What to produce: Find the string "CaCl₂" in the listing and report every line that has it.

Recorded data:
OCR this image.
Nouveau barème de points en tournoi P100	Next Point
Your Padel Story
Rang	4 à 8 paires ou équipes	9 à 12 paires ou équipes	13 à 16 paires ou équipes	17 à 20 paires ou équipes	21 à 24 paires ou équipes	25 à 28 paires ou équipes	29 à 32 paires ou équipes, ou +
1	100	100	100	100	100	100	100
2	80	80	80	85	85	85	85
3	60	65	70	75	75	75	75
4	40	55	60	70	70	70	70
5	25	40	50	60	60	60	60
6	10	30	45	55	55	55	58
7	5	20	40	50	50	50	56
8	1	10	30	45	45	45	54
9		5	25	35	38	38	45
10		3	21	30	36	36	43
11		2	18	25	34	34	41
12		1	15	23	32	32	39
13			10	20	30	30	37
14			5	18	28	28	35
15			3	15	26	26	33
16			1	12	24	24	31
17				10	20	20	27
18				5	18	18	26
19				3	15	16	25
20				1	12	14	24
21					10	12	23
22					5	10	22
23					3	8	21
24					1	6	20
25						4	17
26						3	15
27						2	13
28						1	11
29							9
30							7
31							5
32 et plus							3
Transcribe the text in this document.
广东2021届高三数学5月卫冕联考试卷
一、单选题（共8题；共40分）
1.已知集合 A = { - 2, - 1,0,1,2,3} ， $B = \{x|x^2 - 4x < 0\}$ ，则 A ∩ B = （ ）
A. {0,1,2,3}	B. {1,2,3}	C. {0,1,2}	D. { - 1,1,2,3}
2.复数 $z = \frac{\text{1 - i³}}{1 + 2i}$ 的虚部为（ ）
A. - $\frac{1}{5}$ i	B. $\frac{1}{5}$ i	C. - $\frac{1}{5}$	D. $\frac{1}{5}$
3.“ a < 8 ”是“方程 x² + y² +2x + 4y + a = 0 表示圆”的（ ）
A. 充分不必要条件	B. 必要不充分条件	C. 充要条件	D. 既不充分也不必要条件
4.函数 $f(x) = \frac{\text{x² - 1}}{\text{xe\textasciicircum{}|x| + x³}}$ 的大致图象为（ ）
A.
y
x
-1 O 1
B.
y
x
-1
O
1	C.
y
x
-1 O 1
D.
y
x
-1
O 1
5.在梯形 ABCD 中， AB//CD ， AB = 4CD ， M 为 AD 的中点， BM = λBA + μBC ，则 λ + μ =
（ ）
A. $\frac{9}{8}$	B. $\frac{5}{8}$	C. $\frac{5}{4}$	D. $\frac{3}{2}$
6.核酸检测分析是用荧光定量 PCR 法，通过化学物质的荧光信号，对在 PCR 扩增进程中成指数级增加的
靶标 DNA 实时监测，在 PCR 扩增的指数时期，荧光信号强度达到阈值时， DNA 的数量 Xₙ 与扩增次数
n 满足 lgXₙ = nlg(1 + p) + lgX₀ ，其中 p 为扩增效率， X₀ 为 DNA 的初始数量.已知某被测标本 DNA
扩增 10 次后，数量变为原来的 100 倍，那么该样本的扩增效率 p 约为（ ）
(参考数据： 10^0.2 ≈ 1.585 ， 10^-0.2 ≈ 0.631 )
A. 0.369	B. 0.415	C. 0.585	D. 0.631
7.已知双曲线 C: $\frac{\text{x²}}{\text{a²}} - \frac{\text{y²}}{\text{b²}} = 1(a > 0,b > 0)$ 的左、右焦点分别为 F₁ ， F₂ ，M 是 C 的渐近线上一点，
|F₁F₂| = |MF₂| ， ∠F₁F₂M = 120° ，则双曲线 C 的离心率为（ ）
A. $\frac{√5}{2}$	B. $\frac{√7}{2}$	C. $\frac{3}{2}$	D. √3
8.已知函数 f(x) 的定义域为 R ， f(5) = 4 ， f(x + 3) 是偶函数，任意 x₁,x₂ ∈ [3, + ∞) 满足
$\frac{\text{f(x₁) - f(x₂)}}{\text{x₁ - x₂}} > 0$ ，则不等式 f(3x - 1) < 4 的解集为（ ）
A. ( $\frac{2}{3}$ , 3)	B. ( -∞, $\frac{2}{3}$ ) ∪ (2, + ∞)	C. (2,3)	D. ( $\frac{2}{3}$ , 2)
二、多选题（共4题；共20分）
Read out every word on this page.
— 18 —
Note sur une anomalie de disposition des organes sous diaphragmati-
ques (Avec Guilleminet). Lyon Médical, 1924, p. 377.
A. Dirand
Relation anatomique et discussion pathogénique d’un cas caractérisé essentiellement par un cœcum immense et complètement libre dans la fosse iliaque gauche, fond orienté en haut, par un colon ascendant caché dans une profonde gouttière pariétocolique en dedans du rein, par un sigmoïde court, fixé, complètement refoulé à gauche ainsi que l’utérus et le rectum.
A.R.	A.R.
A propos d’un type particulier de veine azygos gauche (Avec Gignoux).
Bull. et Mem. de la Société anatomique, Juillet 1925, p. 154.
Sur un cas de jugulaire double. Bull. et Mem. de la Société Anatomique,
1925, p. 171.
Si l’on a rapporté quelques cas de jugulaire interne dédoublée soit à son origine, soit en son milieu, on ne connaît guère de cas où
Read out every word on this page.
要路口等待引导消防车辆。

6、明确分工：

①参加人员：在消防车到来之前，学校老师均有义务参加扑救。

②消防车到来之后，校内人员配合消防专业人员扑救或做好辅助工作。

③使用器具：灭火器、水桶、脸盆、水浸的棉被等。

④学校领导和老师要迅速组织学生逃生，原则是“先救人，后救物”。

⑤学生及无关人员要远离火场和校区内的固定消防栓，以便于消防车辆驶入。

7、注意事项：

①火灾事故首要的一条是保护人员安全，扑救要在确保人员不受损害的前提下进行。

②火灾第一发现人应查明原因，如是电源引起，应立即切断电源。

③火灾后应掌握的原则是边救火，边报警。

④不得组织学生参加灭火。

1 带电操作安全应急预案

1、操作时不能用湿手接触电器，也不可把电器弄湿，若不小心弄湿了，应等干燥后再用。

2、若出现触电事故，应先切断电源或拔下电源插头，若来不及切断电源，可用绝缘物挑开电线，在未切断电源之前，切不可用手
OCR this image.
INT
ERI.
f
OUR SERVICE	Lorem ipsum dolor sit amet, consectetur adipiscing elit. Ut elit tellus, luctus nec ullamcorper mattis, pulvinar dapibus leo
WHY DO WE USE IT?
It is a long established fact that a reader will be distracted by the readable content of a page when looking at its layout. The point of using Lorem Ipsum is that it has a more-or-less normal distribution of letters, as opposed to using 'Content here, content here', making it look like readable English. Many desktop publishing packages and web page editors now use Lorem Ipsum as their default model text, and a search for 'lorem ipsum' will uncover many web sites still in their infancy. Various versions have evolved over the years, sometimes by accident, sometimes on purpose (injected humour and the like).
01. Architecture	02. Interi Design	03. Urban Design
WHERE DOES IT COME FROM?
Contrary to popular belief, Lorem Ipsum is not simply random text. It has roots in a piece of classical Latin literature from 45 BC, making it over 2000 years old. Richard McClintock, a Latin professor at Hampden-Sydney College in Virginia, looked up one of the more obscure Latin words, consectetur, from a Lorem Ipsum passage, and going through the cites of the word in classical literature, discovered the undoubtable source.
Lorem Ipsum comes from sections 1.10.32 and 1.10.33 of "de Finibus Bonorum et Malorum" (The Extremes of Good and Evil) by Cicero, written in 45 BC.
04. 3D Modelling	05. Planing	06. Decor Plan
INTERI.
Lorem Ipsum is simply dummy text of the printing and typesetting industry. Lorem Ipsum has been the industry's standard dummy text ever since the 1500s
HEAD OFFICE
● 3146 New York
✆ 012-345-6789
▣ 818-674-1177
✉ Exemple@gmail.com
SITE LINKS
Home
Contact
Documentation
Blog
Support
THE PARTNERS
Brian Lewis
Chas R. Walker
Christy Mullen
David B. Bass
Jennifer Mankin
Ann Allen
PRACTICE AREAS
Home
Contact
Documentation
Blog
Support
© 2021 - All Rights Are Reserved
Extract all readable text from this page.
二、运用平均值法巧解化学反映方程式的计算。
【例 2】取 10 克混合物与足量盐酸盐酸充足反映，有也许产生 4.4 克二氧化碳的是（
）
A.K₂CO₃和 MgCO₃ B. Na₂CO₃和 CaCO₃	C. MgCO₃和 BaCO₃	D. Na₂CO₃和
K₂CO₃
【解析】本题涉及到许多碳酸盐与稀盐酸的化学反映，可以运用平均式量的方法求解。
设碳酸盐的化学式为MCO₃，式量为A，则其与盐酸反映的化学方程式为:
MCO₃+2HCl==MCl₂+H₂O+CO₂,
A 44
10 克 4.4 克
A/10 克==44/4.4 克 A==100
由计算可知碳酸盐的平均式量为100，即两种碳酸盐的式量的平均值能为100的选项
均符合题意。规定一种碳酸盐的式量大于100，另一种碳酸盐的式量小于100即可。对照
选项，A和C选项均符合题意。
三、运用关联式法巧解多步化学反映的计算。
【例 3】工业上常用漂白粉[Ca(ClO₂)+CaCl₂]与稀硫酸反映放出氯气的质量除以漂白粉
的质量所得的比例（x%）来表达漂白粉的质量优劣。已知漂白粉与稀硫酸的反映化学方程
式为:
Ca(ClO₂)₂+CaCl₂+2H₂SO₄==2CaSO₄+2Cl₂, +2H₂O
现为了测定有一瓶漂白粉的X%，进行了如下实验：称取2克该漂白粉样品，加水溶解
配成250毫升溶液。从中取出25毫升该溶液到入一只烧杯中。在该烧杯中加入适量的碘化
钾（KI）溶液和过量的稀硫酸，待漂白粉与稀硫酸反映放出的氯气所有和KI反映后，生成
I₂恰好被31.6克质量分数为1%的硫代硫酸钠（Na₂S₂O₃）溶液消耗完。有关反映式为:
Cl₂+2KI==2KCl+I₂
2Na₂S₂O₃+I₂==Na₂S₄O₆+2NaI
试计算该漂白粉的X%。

The result:
【例 3】工业上常用漂白粉[Ca(ClO₂)+CaCl₂]与稀硫酸反映放出氯气的质量除以漂白粉
Ca(ClO₂)₂+CaCl₂+2H₂SO₄==2CaSO₄+2Cl₂, +2H₂O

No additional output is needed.